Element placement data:
<<<<

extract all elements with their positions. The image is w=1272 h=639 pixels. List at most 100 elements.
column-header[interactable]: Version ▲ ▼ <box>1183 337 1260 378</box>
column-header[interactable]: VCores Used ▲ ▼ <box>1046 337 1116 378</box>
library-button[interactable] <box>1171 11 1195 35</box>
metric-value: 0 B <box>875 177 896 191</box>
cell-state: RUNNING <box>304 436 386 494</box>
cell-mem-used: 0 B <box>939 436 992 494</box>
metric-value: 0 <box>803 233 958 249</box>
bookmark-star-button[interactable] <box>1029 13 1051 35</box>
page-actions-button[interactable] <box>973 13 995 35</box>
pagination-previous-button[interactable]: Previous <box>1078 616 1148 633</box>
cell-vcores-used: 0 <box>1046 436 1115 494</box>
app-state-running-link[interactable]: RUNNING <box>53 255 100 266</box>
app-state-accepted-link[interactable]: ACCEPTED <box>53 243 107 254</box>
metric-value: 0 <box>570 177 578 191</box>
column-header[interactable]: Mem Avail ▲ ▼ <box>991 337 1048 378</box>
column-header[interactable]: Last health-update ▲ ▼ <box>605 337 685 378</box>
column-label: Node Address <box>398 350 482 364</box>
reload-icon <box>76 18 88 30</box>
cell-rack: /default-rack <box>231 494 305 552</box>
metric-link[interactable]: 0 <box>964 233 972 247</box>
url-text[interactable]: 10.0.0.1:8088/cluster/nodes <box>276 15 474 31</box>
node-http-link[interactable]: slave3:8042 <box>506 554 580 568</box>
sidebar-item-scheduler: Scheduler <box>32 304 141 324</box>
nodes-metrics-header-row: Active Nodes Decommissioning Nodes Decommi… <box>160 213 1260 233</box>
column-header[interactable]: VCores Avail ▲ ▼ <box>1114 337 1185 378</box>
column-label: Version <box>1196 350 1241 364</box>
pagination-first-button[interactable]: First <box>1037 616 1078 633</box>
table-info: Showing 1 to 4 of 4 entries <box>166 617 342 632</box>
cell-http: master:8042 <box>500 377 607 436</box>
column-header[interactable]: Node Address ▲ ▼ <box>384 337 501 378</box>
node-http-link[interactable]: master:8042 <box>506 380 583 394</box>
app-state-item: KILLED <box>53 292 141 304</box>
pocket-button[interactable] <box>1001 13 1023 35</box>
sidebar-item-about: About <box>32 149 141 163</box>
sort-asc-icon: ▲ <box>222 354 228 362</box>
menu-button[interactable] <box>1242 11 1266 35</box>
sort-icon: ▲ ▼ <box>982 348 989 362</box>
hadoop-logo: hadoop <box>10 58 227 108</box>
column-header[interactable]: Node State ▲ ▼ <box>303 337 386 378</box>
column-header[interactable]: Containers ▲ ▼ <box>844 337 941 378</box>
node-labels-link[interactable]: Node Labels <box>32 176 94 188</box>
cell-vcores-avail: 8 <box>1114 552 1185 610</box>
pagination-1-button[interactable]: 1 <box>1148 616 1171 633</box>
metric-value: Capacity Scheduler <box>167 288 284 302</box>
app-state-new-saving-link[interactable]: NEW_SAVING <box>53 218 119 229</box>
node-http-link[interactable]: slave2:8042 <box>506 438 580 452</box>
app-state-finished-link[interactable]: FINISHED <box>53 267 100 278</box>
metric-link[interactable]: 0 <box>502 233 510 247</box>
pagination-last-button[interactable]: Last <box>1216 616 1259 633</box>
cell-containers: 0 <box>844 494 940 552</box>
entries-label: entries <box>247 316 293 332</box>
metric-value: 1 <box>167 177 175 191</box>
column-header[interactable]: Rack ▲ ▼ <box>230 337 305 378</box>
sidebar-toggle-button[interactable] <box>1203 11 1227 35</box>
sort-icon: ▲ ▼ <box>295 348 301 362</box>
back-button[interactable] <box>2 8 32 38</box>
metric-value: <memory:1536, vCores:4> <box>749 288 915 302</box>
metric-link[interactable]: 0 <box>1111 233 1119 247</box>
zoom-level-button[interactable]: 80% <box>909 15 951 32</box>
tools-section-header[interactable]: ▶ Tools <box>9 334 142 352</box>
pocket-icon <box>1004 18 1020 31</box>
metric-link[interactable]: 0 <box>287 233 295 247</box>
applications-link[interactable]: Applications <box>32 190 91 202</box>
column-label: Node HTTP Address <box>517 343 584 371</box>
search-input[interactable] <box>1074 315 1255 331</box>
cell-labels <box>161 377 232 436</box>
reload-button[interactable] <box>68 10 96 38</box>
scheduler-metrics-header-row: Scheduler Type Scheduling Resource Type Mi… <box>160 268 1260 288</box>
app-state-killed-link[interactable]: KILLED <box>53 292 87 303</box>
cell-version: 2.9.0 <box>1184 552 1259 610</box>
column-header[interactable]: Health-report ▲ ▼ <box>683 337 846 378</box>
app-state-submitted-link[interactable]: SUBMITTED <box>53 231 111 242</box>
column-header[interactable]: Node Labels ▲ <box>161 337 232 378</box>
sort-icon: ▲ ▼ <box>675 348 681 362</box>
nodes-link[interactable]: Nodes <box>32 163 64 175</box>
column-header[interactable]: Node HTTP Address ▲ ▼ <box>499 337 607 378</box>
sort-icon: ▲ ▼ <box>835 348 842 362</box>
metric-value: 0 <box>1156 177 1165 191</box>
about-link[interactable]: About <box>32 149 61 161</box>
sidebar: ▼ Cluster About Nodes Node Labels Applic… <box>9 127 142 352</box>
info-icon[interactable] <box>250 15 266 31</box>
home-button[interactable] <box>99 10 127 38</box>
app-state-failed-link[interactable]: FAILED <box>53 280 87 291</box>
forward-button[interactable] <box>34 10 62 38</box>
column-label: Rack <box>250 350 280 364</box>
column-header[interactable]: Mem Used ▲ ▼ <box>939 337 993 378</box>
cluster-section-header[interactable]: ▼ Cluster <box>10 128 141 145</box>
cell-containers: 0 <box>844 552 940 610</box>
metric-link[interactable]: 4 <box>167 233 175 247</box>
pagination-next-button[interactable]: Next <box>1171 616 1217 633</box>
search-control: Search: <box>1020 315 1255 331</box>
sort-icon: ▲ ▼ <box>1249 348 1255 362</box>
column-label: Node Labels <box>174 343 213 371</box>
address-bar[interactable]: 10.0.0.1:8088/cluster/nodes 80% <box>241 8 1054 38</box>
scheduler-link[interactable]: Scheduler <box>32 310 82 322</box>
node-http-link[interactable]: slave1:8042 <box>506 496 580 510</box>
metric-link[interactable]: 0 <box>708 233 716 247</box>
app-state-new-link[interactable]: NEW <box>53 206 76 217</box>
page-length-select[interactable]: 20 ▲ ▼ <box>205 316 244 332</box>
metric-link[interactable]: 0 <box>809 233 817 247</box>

>>>>

**What is required:** Switch "column-header" to "table-header" throughout everything from the start of the records down to the line containing "cell-http: master:8042 <box>500", both included, and give those lines again with nothing else changed.

**The solution:**
extract all elements with their positions. The image is w=1272 h=639 pixels. List at most 100 elements.
table-header[interactable]: Version ▲ ▼ <box>1183 337 1260 378</box>
table-header[interactable]: VCores Used ▲ ▼ <box>1046 337 1116 378</box>
library-button[interactable] <box>1171 11 1195 35</box>
metric-value: 0 B <box>875 177 896 191</box>
cell-state: RUNNING <box>304 436 386 494</box>
cell-mem-used: 0 B <box>939 436 992 494</box>
metric-value: 0 <box>803 233 958 249</box>
bookmark-star-button[interactable] <box>1029 13 1051 35</box>
page-actions-button[interactable] <box>973 13 995 35</box>
pagination-previous-button[interactable]: Previous <box>1078 616 1148 633</box>
cell-vcores-used: 0 <box>1046 436 1115 494</box>
app-state-running-link[interactable]: RUNNING <box>53 255 100 266</box>
app-state-accepted-link[interactable]: ACCEPTED <box>53 243 107 254</box>
metric-value: 0 <box>570 177 578 191</box>
table-header[interactable]: Mem Avail ▲ ▼ <box>991 337 1048 378</box>
table-header[interactable]: Last health-update ▲ ▼ <box>605 337 685 378</box>
column-label: Node Address <box>398 350 482 364</box>
reload-icon <box>76 18 88 30</box>
cell-rack: /default-rack <box>231 494 305 552</box>
metric-link[interactable]: 0 <box>964 233 972 247</box>
url-text[interactable]: 10.0.0.1:8088/cluster/nodes <box>276 15 474 31</box>
node-http-link[interactable]: slave3:8042 <box>506 554 580 568</box>
sidebar-item-scheduler: Scheduler <box>32 304 141 324</box>
nodes-metrics-header-row: Active Nodes Decommissioning Nodes Decommi… <box>160 213 1260 233</box>
table-header[interactable]: VCores Avail ▲ ▼ <box>1114 337 1185 378</box>
column-label: Version <box>1196 350 1241 364</box>
pagination-first-button[interactable]: First <box>1037 616 1078 633</box>
table-info: Showing 1 to 4 of 4 entries <box>166 617 342 632</box>
cell-http: master:8042 <box>500 377 607 436</box>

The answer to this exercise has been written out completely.